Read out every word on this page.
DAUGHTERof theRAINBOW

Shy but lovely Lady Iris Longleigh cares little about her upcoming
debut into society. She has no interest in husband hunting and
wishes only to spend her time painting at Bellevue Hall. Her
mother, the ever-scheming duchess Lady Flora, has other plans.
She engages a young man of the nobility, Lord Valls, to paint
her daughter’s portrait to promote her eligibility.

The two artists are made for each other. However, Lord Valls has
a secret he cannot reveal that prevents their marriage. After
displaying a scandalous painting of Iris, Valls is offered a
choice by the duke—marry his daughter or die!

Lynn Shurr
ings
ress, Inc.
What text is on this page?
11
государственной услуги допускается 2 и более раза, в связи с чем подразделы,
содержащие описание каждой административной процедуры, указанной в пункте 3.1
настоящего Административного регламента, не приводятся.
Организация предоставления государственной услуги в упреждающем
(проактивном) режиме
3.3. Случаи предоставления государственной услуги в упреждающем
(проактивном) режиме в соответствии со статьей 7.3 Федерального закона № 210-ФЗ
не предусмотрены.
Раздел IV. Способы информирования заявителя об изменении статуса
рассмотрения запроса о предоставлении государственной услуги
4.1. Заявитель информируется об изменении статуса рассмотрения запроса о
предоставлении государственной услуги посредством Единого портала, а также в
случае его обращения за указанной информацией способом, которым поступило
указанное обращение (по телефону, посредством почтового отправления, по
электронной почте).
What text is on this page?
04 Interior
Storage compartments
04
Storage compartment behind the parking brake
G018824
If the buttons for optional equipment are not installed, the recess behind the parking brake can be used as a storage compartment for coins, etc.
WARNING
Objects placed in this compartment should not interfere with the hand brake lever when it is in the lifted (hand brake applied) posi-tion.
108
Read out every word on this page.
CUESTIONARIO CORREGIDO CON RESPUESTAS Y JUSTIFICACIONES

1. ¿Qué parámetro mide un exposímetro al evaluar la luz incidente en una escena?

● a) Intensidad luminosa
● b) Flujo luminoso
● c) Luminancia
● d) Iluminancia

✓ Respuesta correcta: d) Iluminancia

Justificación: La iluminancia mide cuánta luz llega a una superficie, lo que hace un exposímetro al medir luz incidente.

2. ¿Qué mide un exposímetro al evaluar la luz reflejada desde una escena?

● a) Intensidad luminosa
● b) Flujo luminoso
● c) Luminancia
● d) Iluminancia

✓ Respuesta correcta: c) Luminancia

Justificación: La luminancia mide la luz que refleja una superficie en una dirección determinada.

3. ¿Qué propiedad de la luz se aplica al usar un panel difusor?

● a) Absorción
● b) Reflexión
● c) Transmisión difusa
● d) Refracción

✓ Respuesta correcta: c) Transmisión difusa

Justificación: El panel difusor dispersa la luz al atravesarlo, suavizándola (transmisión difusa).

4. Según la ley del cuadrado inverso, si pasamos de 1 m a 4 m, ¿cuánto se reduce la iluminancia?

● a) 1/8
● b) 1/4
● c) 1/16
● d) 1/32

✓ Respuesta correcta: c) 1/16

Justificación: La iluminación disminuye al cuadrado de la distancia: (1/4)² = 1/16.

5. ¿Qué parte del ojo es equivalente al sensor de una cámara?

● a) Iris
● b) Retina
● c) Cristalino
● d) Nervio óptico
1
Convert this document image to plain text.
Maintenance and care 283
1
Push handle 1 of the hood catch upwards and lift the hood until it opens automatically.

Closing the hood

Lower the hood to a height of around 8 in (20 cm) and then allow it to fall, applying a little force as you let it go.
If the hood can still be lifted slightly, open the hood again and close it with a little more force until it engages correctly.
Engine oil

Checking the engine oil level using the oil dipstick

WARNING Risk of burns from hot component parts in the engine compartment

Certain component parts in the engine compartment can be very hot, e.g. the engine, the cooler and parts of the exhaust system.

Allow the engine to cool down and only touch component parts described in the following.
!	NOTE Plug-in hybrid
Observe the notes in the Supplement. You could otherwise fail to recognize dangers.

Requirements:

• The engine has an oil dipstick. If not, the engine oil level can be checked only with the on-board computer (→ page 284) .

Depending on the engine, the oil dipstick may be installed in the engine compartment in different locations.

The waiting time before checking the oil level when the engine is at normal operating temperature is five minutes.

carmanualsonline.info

→ PROBLEM
In the entries above, locate every line with the word "запроса" and copy it.

→ FINISHED TASK
рассмотрения запроса о предоставлении государственной услуги
4.1. Заявитель информируется об изменении статуса рассмотрения запроса о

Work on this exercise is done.